• _SUPPLIED TEXT_:
An increase in liquidity in Japan, which has been advocated
as part of the restructuring plan, would help end
deflationary tendencies, thereby taking some of the pressure off
the banks. At present the banks face a situation where as fast
as they write off bad debts new ones arise because the value of
the asset-backing of these loans has fallen.
But increased liquidity in Japan would have international effects.
Given the depressed state of the Japanese economy much of it would
find its way into international financial markets, tending to
push up the value of the US dollar.
Viewed from the US side, policymakers face a growing dilemma.
On the one hand, exporters, import-competing firms and companies
with overseas branches and affiliates favour a fall in the value
of the dollar. This would have two effects. It would make such
firms more competitive, both in the international and domestic
markets, and it would increase the dollar value of profits accrued
overseas. In other words, a fall in the dollars value would
help reverse the recessionary trends in the US economy.
On the other hand, however, financial authorities favour a
continuation of the strong dollar policy in order to maintain
the inflow of foreign capital into the US. At present in order
to finance its balance of payments deficit, currently running
at about 4.5 percent of gross domestic production, the US has
to suck in more than $1 billion a day from the rest of the world.
Any sudden drop in this inflow could see a fall in the dollar,
accompanied by higher interest rates, a further fall in the stock
market and the emergence of outright recession.
Besides tending to push up the dollar, a fall in the value
of the yen brought about by increased liquidity in the Japanese
economy would have other international consequences, some of them
potentially severe.
As Ken Courtis, vice-chairman of the investment house Goldman
Sachs Asia, noted in an Australian television interview last Thursday,
a fall in the value of the yen would be accompanied by a drop
in the currencies of Taiwan, Thailand, Singapore and Korea. Faced
with such a movement, the Chinese would not be able to maintain
the value of the yuan against the dollar and would be forced to
devalue.
According to Courtis: We could end up with a period of
huge global currency market and then trade instability, and I
think we would be very unwise just to close our eyes to that.
In examining these processes and the various policy options
my purpose is not to speculate on what may or may not take place.
The more significant issue is the following: as soon as we
think through the consequences of any one of the various policy
initiatives undertaken to resolve one problem we find that it
exacerbates equally serious problems elsewhere. This indicates
that the problems gripping the world capitalist economy have deep
structural roots and that the capacity of governments and financial
authorities to resolve them is becoming ever more limited.

• _Entries from a dataset_:
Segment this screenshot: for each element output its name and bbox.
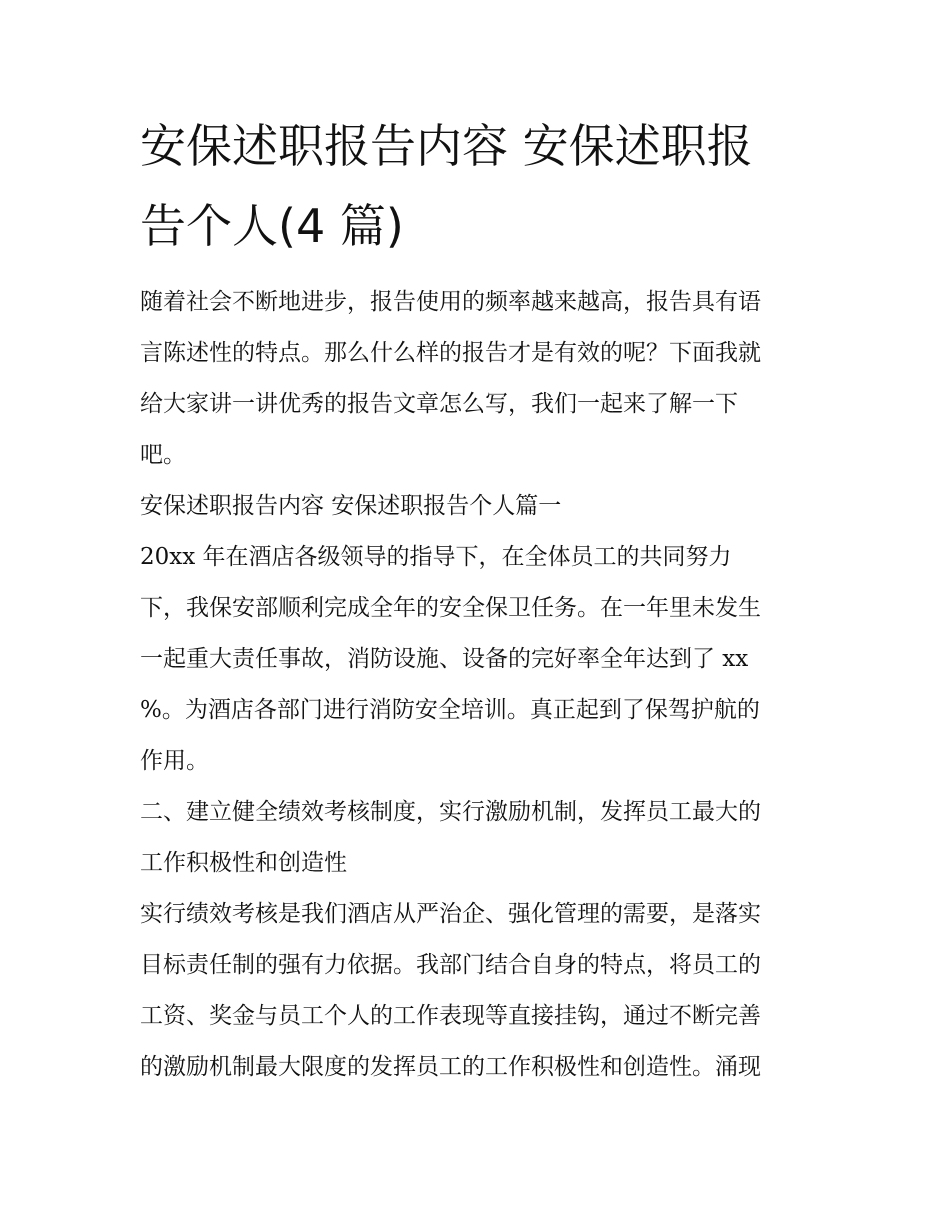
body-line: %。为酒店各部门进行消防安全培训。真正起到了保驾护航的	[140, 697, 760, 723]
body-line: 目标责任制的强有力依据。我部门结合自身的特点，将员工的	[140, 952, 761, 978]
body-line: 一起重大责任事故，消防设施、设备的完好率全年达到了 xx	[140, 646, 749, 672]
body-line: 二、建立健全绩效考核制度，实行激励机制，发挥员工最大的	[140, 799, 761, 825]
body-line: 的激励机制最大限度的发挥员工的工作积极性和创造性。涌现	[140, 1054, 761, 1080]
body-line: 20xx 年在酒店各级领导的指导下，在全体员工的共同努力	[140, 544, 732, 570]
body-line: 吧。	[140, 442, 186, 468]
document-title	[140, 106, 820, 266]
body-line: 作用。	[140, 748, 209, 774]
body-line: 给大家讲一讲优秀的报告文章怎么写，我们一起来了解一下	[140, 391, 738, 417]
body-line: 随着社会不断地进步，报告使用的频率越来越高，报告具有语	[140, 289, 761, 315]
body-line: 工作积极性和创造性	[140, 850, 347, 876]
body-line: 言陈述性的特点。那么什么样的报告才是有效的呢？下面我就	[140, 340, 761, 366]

• _REQUIRED WORK_:
a – From the passage on Japanese liquidity, reproduce everything from "Given the depressed" down to "the US economy.", substituting "businesses" for "firms".
b – State whether each statement agrees with the passage on Japanese liquidity, answering yes or no and quoting the words that decide it: (i) The US balance of payments deficit is about 4.5 percent of gross domestic production. (ii) US financial authorities favour a fall in the value of the dollar. (iii) According to Courtis, the Chinese would be able to hold the value of the yuan against the dollar.

• _THE SOLUTIONS_:
a –
Given the depressed state of the Japanese economy much of it would
find its way into international financial markets, tending to
push up the value of the US dollar.
Viewed from the US side, policymakers face a growing dilemma.
On the one hand, exporters, import-competing businesses and companies
with overseas branches and affiliates favour a fall in the value
of the dollar. This would have two effects. It would make such
businesses more competitive, both in the international and domestic
markets, and it would increase the dollar value of profits accrued
overseas. In other words, a fall in the dollars value would
help reverse the recessionary trends in the US economy.

b –
(i) Yes: "currently running at about 4.5 percent of gross domestic production"
(ii) No: "financial authorities favour a continuation of the strong dollar policy"
(iii) No: "the Chinese would not be able to maintain the value of the yuan against the dollar"